— BEGIN Material for the task —

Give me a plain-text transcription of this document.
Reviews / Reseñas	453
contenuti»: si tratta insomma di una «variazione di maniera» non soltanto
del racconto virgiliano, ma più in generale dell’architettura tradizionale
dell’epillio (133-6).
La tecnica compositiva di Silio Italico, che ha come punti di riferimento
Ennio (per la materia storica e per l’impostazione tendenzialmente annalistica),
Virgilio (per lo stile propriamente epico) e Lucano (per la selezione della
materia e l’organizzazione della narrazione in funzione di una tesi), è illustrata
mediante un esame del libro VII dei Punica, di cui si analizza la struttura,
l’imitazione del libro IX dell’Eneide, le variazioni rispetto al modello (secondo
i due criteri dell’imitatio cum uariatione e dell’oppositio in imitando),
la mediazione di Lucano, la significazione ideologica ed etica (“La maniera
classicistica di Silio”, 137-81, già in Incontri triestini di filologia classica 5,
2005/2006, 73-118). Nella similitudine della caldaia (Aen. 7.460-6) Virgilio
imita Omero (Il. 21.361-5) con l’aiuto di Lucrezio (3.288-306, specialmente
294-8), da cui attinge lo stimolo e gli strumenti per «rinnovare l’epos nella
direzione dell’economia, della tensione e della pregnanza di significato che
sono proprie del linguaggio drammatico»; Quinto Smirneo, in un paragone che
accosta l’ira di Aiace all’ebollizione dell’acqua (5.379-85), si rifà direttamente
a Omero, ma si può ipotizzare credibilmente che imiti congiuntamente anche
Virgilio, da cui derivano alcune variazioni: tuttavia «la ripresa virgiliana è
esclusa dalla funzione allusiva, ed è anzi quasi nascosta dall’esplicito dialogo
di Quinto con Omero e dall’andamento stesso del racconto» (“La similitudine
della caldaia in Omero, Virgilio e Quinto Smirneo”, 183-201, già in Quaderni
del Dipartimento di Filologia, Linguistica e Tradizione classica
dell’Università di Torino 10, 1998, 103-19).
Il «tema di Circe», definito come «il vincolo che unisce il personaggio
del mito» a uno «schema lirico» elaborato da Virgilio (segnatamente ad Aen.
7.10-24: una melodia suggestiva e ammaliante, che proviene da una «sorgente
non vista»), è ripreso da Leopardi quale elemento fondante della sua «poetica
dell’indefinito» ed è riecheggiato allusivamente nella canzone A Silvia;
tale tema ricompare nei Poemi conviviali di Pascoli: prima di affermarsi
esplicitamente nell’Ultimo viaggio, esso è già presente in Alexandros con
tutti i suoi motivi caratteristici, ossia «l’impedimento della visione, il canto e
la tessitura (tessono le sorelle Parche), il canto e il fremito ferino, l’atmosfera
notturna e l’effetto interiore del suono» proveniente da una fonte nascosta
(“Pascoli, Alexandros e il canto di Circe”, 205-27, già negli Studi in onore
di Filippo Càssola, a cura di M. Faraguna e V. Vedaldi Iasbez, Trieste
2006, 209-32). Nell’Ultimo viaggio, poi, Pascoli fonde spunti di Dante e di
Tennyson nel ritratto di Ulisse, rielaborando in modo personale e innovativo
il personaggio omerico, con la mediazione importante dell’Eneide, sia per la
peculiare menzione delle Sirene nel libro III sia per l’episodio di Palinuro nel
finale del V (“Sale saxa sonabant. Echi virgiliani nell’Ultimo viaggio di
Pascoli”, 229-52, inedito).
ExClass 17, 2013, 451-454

— END Material for the task —

■ Challenge: Gather all lines from the records above in which "dall" appears.

■ Full output:
esclusa dalla funzione allusiva, ed è anzi quasi nascosta dall’esplicito dialogo
di Quinto con Omero e dall’andamento stesso del racconto» (“La similitudine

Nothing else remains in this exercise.